# Exercise
Copy out the complete listing, word for word.

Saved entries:
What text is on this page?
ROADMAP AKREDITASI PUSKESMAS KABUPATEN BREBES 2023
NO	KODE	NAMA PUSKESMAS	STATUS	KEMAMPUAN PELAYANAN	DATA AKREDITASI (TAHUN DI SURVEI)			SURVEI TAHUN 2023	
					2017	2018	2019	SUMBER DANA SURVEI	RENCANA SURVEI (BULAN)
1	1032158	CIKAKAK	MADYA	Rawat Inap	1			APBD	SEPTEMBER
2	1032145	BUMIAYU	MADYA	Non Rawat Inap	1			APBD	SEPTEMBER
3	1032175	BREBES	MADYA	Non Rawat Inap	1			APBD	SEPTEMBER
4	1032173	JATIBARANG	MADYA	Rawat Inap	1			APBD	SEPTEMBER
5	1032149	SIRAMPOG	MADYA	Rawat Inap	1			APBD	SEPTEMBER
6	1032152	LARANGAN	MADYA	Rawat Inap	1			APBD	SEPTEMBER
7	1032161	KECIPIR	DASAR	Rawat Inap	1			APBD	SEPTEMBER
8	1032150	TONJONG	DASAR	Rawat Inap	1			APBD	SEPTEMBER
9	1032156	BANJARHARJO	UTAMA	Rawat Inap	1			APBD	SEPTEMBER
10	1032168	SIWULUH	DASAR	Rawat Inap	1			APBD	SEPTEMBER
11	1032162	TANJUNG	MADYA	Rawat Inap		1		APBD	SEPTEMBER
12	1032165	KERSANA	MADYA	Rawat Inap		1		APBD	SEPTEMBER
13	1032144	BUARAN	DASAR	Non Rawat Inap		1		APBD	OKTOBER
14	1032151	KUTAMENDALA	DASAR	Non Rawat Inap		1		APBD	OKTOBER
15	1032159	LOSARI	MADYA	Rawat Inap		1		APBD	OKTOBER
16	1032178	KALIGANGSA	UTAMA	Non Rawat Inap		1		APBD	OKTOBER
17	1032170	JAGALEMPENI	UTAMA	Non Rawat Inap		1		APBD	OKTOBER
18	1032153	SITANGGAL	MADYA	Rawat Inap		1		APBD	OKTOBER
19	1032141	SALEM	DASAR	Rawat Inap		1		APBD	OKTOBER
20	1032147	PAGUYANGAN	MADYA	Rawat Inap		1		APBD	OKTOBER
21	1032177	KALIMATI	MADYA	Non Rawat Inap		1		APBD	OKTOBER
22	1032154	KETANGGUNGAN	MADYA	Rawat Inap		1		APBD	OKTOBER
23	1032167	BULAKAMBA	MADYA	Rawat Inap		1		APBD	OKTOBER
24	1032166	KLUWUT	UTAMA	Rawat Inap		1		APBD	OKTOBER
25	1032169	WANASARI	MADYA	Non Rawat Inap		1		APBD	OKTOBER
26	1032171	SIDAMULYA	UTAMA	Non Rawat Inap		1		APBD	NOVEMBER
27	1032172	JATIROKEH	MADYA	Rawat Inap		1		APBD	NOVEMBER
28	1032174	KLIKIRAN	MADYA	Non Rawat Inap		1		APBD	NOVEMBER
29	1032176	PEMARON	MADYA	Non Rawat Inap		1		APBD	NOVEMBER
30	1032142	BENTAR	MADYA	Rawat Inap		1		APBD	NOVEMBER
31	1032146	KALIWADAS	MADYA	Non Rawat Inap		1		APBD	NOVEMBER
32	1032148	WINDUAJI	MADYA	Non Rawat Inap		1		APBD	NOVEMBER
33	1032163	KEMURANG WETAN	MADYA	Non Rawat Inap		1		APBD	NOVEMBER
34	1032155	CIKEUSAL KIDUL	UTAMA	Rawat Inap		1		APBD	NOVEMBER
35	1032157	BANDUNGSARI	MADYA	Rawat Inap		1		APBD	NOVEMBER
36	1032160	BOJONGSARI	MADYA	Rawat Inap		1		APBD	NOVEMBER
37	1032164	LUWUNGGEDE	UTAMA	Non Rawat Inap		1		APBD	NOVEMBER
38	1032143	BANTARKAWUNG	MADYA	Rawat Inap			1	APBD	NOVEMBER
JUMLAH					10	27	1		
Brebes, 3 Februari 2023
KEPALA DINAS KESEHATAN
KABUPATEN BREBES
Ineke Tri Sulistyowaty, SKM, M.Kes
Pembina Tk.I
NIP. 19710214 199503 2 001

# In response
What text is on this page?
ROADMAP AKREDITASI PUSKESMAS KABUPATEN BREBES 2023
NO	KODE	NAMA PUSKESMAS	STATUS	KEMAMPUAN PELAYANAN	DATA AKREDITASI (TAHUN DI SURVEI)			SURVEI TAHUN 2023	
					2017	2018	2019	SUMBER DANA SURVEI	RENCANA SURVEI (BULAN)
1	1032158	CIKAKAK	MADYA	Rawat Inap	1			APBD	SEPTEMBER
2	1032145	BUMIAYU	MADYA	Non Rawat Inap	1			APBD	SEPTEMBER
3	1032175	BREBES	MADYA	Non Rawat Inap	1			APBD	SEPTEMBER
4	1032173	JATIBARANG	MADYA	Rawat Inap	1			APBD	SEPTEMBER
5	1032149	SIRAMPOG	MADYA	Rawat Inap	1			APBD	SEPTEMBER
6	1032152	LARANGAN	MADYA	Rawat Inap	1			APBD	SEPTEMBER
7	1032161	KECIPIR	DASAR	Rawat Inap	1			APBD	SEPTEMBER
8	1032150	TONJONG	DASAR	Rawat Inap	1			APBD	SEPTEMBER
9	1032156	BANJARHARJO	UTAMA	Rawat Inap	1			APBD	SEPTEMBER
10	1032168	SIWULUH	DASAR	Rawat Inap	1			APBD	SEPTEMBER
11	1032162	TANJUNG	MADYA	Rawat Inap		1		APBD	SEPTEMBER
12	1032165	KERSANA	MADYA	Rawat Inap		1		APBD	SEPTEMBER
13	1032144	BUARAN	DASAR	Non Rawat Inap		1		APBD	OKTOBER
14	1032151	KUTAMENDALA	DASAR	Non Rawat Inap		1		APBD	OKTOBER
15	1032159	LOSARI	MADYA	Rawat Inap		1		APBD	OKTOBER
16	1032178	KALIGANGSA	UTAMA	Non Rawat Inap		1		APBD	OKTOBER
17	1032170	JAGALEMPENI	UTAMA	Non Rawat Inap		1		APBD	OKTOBER
18	1032153	SITANGGAL	MADYA	Rawat Inap		1		APBD	OKTOBER
19	1032141	SALEM	DASAR	Rawat Inap		1		APBD	OKTOBER
20	1032147	PAGUYANGAN	MADYA	Rawat Inap		1		APBD	OKTOBER
21	1032177	KALIMATI	MADYA	Non Rawat Inap		1		APBD	OKTOBER
22	1032154	KETANGGUNGAN	MADYA	Rawat Inap		1		APBD	OKTOBER
23	1032167	BULAKAMBA	MADYA	Rawat Inap		1		APBD	OKTOBER
24	1032166	KLUWUT	UTAMA	Rawat Inap		1		APBD	OKTOBER
25	1032169	WANASARI	MADYA	Non Rawat Inap		1		APBD	OKTOBER
26	1032171	SIDAMULYA	UTAMA	Non Rawat Inap		1		APBD	NOVEMBER
27	1032172	JATIROKEH	MADYA	Rawat Inap		1		APBD	NOVEMBER
28	1032174	KLIKIRAN	MADYA	Non Rawat Inap		1		APBD	NOVEMBER
29	1032176	PEMARON	MADYA	Non Rawat Inap		1		APBD	NOVEMBER
30	1032142	BENTAR	MADYA	Rawat Inap		1		APBD	NOVEMBER
31	1032146	KALIWADAS	MADYA	Non Rawat Inap		1		APBD	NOVEMBER
32	1032148	WINDUAJI	MADYA	Non Rawat Inap		1		APBD	NOVEMBER
33	1032163	KEMURANG WETAN	MADYA	Non Rawat Inap		1		APBD	NOVEMBER
34	1032155	CIKEUSAL KIDUL	UTAMA	Rawat Inap		1		APBD	NOVEMBER
35	1032157	BANDUNGSARI	MADYA	Rawat Inap		1		APBD	NOVEMBER
36	1032160	BOJONGSARI	MADYA	Rawat Inap		1		APBD	NOVEMBER
37	1032164	LUWUNGGEDE	UTAMA	Non Rawat Inap		1		APBD	NOVEMBER
38	1032143	BANTARKAWUNG	MADYA	Rawat Inap			1	APBD	NOVEMBER
JUMLAH					10	27	1		
Brebes, 3 Februari 2023
KEPALA DINAS KESEHATAN
KABUPATEN BREBES
Ineke Tri Sulistyowaty, SKM, M.Kes
Pembina Tk.I
NIP. 19710214 199503 2 001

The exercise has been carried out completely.